Material provided.

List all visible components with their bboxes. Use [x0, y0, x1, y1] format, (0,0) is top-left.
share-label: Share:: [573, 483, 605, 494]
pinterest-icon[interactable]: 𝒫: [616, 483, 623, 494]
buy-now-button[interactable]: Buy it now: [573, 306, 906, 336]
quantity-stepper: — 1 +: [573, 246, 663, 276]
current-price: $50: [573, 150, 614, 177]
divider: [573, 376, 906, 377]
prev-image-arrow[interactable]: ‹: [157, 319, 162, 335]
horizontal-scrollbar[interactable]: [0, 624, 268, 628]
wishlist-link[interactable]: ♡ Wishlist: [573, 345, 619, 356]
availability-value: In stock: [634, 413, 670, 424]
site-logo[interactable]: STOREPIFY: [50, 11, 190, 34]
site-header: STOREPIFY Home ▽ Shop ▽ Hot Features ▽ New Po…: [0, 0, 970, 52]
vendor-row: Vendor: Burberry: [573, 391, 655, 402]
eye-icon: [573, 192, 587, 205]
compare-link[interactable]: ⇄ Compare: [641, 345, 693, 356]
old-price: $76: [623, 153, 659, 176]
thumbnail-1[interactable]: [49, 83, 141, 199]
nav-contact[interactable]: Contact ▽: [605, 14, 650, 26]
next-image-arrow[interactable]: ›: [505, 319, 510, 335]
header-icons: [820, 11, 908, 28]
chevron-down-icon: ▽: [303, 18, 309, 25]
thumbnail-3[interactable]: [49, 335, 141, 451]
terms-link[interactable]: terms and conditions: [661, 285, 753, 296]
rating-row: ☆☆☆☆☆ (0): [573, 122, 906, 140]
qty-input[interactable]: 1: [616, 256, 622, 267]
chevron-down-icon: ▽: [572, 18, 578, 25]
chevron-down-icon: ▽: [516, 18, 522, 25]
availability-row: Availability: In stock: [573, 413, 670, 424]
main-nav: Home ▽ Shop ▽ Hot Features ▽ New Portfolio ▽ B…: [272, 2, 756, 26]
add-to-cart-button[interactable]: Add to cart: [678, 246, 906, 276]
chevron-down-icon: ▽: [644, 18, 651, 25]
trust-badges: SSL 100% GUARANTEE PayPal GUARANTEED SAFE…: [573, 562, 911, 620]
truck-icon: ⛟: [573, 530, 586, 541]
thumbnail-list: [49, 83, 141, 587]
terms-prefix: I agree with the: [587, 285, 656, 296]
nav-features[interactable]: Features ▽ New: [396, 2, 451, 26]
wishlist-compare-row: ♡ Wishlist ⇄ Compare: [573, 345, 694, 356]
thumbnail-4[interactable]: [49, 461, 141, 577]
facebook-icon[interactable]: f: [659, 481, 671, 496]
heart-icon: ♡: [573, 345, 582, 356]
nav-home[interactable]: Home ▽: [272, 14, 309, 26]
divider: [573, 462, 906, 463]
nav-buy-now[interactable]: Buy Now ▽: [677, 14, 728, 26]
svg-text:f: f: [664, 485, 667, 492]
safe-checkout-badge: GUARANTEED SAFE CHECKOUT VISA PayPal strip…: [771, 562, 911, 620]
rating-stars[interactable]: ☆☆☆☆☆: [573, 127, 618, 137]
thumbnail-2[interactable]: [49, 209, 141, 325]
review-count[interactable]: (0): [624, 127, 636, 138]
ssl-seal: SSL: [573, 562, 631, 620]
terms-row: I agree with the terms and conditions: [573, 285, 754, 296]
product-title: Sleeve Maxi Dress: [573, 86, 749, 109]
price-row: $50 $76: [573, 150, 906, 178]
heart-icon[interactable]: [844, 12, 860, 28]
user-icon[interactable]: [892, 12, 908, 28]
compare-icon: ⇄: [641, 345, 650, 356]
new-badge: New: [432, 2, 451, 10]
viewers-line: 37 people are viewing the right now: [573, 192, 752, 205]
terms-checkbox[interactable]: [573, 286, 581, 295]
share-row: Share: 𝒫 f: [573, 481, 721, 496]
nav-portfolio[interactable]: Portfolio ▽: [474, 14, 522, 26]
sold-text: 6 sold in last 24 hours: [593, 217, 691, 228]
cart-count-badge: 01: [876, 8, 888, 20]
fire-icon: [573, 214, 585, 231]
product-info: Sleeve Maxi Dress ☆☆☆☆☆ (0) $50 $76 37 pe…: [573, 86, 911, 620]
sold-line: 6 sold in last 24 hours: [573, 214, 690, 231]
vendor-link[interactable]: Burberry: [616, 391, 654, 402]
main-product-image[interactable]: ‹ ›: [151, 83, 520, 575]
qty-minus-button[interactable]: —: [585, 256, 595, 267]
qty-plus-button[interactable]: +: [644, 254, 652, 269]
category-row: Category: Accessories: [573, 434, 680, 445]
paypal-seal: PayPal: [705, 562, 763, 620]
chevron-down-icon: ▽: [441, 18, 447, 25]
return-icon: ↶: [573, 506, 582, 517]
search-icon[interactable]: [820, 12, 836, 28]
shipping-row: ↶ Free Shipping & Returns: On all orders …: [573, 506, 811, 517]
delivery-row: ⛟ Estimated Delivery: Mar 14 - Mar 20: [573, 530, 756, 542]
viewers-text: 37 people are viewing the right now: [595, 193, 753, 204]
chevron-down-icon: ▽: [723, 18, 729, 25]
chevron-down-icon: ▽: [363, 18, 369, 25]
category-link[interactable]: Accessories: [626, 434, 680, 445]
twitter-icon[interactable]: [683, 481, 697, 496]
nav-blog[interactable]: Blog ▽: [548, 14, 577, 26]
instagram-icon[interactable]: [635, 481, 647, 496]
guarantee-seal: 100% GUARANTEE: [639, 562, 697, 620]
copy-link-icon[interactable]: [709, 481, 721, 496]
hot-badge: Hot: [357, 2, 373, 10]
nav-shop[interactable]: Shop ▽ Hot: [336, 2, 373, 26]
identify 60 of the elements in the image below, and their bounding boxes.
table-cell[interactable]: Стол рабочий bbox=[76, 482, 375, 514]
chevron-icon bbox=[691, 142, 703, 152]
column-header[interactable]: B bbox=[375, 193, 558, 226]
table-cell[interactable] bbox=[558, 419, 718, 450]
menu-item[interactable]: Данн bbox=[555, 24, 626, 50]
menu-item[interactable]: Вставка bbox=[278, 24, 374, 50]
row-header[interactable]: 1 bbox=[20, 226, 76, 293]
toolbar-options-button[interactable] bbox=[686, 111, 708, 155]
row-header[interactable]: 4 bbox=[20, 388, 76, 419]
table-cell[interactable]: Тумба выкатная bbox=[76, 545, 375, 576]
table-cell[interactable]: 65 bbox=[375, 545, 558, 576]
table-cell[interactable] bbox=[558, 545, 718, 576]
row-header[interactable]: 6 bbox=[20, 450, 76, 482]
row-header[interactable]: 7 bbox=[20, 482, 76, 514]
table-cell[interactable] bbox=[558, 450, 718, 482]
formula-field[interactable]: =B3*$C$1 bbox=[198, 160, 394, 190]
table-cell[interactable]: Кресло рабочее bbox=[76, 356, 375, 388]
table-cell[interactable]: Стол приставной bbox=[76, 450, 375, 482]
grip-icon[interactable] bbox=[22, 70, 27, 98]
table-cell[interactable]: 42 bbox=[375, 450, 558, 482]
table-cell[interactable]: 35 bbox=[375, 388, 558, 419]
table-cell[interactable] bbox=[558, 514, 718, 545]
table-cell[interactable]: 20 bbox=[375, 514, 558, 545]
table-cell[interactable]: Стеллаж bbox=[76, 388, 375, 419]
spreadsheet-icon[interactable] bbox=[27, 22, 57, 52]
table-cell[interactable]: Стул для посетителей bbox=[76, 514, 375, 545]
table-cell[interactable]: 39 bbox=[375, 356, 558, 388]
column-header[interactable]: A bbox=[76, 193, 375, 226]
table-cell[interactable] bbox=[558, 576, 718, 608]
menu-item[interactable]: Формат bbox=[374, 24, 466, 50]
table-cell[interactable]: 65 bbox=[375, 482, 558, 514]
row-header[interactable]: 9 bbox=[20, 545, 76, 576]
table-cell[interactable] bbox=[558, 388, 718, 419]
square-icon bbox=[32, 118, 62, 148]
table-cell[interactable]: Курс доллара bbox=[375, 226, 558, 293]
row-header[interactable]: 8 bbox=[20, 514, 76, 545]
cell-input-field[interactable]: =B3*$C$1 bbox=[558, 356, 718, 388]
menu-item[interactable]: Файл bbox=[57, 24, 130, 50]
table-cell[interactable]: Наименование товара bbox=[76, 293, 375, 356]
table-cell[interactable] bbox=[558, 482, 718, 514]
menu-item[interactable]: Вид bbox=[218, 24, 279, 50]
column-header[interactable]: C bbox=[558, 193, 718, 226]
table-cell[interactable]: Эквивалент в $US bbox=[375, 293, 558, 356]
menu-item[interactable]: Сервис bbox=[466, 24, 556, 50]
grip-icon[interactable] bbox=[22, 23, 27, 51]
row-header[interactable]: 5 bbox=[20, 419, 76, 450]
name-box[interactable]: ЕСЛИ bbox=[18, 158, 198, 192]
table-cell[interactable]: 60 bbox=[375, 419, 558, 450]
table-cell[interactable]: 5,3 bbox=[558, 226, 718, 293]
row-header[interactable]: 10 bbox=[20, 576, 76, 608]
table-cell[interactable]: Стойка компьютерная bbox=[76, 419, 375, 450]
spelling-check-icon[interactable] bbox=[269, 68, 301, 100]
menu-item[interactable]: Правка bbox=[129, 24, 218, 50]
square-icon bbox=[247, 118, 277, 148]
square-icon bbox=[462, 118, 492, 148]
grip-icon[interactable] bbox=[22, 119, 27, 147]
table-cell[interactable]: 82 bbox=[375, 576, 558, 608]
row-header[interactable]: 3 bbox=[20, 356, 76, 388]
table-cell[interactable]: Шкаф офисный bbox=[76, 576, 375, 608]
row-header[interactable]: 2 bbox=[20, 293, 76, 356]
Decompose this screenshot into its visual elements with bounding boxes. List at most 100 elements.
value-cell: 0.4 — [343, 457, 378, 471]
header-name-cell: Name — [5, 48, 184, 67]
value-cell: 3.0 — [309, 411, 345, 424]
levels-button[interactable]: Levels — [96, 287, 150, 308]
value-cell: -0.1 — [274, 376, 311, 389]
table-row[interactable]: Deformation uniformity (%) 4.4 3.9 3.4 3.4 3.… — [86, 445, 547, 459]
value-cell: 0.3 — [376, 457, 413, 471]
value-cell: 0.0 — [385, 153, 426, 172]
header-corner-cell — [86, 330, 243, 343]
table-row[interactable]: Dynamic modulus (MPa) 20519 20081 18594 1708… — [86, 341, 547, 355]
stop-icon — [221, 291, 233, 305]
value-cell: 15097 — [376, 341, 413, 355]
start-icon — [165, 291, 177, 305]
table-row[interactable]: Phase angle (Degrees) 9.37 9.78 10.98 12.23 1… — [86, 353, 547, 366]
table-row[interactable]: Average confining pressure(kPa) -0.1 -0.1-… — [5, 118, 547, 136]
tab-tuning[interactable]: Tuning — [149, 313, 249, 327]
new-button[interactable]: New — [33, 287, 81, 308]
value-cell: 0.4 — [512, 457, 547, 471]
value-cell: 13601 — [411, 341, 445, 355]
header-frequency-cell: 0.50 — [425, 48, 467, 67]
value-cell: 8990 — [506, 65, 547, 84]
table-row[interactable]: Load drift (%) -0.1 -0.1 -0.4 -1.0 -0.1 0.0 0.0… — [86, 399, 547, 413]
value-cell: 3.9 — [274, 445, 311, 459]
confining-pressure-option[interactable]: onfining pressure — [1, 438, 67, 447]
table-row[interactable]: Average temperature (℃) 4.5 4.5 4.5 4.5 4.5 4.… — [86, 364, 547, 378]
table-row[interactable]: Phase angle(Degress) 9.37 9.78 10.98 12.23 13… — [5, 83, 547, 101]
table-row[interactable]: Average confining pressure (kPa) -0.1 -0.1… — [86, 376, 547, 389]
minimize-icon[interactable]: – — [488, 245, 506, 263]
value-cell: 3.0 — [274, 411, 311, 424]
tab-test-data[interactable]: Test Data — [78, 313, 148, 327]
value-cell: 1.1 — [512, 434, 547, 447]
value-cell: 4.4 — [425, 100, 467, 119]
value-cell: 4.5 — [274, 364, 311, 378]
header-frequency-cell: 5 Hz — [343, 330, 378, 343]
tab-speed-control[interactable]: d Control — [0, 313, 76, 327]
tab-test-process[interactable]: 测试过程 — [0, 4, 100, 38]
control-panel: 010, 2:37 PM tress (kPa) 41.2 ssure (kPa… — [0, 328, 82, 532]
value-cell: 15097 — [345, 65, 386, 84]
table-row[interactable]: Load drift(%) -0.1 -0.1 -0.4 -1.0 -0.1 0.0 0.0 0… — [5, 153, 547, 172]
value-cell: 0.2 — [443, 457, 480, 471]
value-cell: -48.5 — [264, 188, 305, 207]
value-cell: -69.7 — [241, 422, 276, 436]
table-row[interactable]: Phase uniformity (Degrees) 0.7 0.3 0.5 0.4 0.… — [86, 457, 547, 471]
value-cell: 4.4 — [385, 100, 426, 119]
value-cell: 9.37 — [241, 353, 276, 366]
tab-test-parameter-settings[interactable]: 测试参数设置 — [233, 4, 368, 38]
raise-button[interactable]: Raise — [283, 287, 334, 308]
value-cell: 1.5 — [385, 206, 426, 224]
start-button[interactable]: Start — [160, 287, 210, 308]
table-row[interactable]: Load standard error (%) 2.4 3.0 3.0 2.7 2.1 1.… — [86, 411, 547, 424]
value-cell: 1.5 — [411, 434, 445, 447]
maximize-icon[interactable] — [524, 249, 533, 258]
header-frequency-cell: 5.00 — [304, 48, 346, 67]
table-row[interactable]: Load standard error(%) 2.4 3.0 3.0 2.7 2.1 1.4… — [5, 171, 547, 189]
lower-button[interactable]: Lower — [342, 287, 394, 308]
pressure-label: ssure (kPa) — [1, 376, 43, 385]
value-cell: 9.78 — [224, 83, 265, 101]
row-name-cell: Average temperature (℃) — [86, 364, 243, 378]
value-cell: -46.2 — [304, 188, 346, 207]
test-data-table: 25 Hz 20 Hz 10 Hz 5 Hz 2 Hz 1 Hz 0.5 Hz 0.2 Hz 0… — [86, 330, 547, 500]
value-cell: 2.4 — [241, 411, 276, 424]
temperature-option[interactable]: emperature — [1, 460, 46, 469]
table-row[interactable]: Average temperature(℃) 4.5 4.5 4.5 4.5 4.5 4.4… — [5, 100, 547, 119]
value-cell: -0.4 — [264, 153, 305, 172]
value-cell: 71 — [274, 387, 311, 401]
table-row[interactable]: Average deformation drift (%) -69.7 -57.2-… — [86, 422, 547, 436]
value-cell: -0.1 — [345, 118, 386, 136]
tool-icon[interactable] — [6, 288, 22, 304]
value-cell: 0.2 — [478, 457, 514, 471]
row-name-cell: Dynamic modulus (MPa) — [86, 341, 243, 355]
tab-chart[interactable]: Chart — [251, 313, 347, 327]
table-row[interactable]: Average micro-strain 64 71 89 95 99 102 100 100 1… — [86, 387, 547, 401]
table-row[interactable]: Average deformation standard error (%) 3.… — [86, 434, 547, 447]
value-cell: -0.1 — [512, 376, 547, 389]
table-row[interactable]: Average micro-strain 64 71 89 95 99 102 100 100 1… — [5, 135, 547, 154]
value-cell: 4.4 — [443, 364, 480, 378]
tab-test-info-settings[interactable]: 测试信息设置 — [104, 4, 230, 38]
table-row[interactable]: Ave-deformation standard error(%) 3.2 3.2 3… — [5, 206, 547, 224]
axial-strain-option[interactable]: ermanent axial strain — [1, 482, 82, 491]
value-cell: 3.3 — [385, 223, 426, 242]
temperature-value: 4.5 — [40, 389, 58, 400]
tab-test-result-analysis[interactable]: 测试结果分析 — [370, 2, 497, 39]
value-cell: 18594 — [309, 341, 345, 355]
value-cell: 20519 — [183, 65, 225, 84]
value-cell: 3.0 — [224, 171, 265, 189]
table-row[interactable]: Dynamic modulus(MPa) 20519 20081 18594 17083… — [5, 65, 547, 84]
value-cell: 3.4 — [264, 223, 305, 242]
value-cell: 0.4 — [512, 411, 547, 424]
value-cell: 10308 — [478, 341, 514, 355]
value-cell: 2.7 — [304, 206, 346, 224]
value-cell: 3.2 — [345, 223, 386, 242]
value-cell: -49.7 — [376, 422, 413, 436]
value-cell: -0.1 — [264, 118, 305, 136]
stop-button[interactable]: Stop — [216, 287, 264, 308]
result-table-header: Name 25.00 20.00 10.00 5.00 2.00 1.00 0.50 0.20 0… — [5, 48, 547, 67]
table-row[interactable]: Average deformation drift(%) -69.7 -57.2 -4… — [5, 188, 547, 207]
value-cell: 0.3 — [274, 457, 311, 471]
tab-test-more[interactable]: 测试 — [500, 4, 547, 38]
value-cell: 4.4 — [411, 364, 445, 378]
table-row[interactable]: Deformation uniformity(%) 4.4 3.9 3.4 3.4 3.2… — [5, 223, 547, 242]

What to work on.
Reproduce the lines verbatim, starting with the first line of the records and ending with the line that contains "svg-text:f: f: [664, 485, 667, 492]", with both included.

Result of the task.
List all visible components with their bboxes. Use [x0, y0, x1, y1] format, (0,0) is top-left.
share-label: Share:: [573, 483, 605, 494]
pinterest-icon[interactable]: 𝒫: [616, 483, 623, 494]
buy-now-button[interactable]: Buy it now: [573, 306, 906, 336]
quantity-stepper: — 1 +: [573, 246, 663, 276]
current-price: $50: [573, 150, 614, 177]
divider: [573, 376, 906, 377]
prev-image-arrow[interactable]: ‹: [157, 319, 162, 335]
horizontal-scrollbar[interactable]: [0, 624, 268, 628]
wishlist-link[interactable]: ♡ Wishlist: [573, 345, 619, 356]
availability-value: In stock: [634, 413, 670, 424]
site-logo[interactable]: STOREPIFY: [50, 11, 190, 34]
site-header: STOREPIFY Home ▽ Shop ▽ Hot Features ▽ New Po…: [0, 0, 970, 52]
vendor-row: Vendor: Burberry: [573, 391, 655, 402]
eye-icon: [573, 192, 587, 205]
compare-link[interactable]: ⇄ Compare: [641, 345, 693, 356]
old-price: $76: [623, 153, 659, 176]
thumbnail-1[interactable]: [49, 83, 141, 199]
nav-contact[interactable]: Contact ▽: [605, 14, 650, 26]
next-image-arrow[interactable]: ›: [505, 319, 510, 335]
header-icons: [820, 11, 908, 28]
chevron-down-icon: ▽: [303, 18, 309, 25]
thumbnail-3[interactable]: [49, 335, 141, 451]
terms-link[interactable]: terms and conditions: [661, 285, 753, 296]
rating-row: ☆☆☆☆☆ (0): [573, 122, 906, 140]
qty-input[interactable]: 1: [616, 256, 622, 267]
chevron-down-icon: ▽: [572, 18, 578, 25]
chevron-down-icon: ▽: [516, 18, 522, 25]
availability-row: Availability: In stock: [573, 413, 670, 424]
main-nav: Home ▽ Shop ▽ Hot Features ▽ New Portfolio ▽ B…: [272, 2, 756, 26]
add-to-cart-button[interactable]: Add to cart: [678, 246, 906, 276]
chevron-down-icon: ▽: [644, 18, 651, 25]
trust-badges: SSL 100% GUARANTEE PayPal GUARANTEED SAFE…: [573, 562, 911, 620]
truck-icon: ⛟: [573, 530, 586, 541]
thumbnail-list: [49, 83, 141, 587]
terms-prefix: I agree with the: [587, 285, 656, 296]
nav-features[interactable]: Features ▽ New: [396, 2, 451, 26]
wishlist-compare-row: ♡ Wishlist ⇄ Compare: [573, 345, 694, 356]
thumbnail-4[interactable]: [49, 461, 141, 577]
facebook-icon[interactable]: f: [659, 481, 671, 496]
heart-icon: ♡: [573, 345, 582, 356]
nav-home[interactable]: Home ▽: [272, 14, 309, 26]
divider: [573, 462, 906, 463]
nav-buy-now[interactable]: Buy Now ▽: [677, 14, 728, 26]
svg-text:f: f: [664, 485, 667, 492]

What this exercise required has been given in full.